Task details:
In the text on the 1978 film Shalimar below, reproduce the passage that begins at the words "- Music by: R." and stops after the words "O. P. Ralhan.".

Passage shown:
....................
- India theatrical release poster
- Directed by: Krishna Shah
- Screenplay by: Krishna Shah
- Dialogues by: Krishna Shah (English) Kader Khan (Hindi)
- Story by: Stanford Sherman Krishna Shah
- Based on: The Vulture Is a Patient Bird by James Hadley Chase
- Produced by: Suresh Shah
- Starring: Dharmendra Zeenat Aman Sir Rex Harrison John Saxon Sylvia Miles Shammi Kapoor O. P. Ralhan Clyde Chai-Fa
- Cinematography: Harvey Genkins
- Edited by: Amit Bose (Hindi) Teddy Darvas (English)
- Music by: R. D. Burman
- Production company: Laxmi-Judson Productions
- Distributed by: India: Eros International United States: Laxmi-Judson Productions
- Release date: 8 December 1978;
- Countries: India; United States;
- Languages: Hindi; English;
- Budget: US$4 million or ₹3.6 crore (equivalent to ₹99 crore or US$10 million in 2023)

= Shalimar (1978 film) =

Shalimar (Raiders of the Sacred Stone) is a 1978 bilingual Indo-American film, written and directed by Krishna Shah. The film stars Dharmendra, Zeenat Aman and Sir Rex Harrison, alongside John Saxon, Sylvia Miles, Shammi Kapoor and O. P. Ralhan.

This was the only Bollywood film that Oscar award winning English actor Sir Rex Harrison and American actors John Saxon and Sylvia Miles appeared in. This was the last time that Mohammed Rafi's voice was picturized on Shammi Kapoor. Its English version is known as Raiders of the Sacred Stone. Rex Harrison's voice was dubbed by Kader Khan in the Hindi version and Dharmendra‘s voice was dubbed in the English version. The plot is inspired by the novel The Vulture is a Patient Bird by James Hadley Chase, with Dharmendra playing the lead role based on Max Kahlenberg, the central character of the book. The film's script was novelized by Manohar Malgonkar. Shalimar was the most expensive movie ever made in India at that point. The English version of the movie was released in the United States titled as the Raiders of the Sacred Stone. It has been marketed on DVD under the name The Deadly Thief.
....................
Extracted records:
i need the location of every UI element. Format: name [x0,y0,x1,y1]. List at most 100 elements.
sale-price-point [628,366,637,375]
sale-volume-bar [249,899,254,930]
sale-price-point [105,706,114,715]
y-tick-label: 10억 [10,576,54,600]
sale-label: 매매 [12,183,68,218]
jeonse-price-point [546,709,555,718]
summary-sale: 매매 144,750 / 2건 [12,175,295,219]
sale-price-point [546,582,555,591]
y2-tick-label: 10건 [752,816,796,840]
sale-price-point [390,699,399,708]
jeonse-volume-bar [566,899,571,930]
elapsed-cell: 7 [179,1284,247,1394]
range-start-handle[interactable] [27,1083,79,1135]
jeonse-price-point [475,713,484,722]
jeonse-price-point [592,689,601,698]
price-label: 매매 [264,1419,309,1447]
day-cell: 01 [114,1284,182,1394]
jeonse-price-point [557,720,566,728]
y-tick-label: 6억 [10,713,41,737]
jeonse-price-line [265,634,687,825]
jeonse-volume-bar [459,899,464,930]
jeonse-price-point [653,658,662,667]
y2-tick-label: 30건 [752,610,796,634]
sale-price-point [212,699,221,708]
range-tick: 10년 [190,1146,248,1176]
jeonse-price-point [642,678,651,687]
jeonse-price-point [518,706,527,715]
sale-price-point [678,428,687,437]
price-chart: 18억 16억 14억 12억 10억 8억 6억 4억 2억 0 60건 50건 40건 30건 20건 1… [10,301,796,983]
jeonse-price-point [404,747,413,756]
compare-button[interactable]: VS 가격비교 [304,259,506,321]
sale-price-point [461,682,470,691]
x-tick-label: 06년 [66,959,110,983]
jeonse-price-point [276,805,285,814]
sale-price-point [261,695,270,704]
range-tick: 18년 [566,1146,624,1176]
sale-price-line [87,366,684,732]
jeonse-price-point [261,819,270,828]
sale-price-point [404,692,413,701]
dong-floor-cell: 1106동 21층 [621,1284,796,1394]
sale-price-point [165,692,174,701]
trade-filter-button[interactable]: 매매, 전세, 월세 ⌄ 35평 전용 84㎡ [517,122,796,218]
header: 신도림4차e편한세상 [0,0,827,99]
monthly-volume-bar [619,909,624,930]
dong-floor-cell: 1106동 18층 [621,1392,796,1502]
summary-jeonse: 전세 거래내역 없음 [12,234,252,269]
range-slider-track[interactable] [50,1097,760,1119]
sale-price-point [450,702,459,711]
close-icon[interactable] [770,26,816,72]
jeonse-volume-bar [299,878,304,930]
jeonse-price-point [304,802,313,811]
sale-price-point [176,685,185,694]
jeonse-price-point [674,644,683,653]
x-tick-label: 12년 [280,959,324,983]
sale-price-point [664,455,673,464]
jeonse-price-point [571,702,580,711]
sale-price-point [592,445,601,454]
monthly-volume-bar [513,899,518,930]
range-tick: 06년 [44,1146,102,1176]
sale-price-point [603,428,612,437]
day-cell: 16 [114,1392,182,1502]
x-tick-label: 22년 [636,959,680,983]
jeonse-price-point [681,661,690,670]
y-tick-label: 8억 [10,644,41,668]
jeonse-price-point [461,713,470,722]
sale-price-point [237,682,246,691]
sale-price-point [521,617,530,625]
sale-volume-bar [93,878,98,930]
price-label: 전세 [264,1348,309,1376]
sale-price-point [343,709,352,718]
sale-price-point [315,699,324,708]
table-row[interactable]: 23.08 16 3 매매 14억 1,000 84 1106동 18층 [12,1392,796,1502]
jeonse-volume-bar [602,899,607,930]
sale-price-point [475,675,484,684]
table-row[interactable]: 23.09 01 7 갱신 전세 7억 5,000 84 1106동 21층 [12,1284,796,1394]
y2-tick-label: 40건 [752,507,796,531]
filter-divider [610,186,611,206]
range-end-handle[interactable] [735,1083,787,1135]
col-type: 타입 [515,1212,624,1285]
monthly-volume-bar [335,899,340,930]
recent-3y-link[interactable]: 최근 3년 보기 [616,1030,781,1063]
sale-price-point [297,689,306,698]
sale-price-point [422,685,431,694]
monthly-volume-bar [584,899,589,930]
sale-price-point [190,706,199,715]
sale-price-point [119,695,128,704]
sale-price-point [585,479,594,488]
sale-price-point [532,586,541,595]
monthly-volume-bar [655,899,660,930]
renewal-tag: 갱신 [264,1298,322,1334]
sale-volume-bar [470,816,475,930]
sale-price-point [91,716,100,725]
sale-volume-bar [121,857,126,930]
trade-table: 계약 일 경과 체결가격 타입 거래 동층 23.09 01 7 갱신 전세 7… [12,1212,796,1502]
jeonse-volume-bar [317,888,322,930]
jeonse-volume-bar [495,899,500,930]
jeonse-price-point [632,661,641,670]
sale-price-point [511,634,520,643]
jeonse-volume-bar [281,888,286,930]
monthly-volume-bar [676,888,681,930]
....................
Solution below:
- Music by: R. D. Burman
- Production company: Laxmi-Judson Productions
- Distributed by: India: Eros International United States: Laxmi-Judson Productions
- Release date: 8 December 1978;
- Countries: India; United States;
- Languages: Hindi; English;
- Budget: US$4 million or ₹3.6 crore (equivalent to ₹99 crore or US$10 million in 2023)

= Shalimar (1978 film) =

Shalimar (Raiders of the Sacred Stone) is a 1978 bilingual Indo-American film, written and directed by Krishna Shah. The film stars Dharmendra, Zeenat Aman and Sir Rex Harrison, alongside John Saxon, Sylvia Miles, Shammi Kapoor and O. P. Ralhan.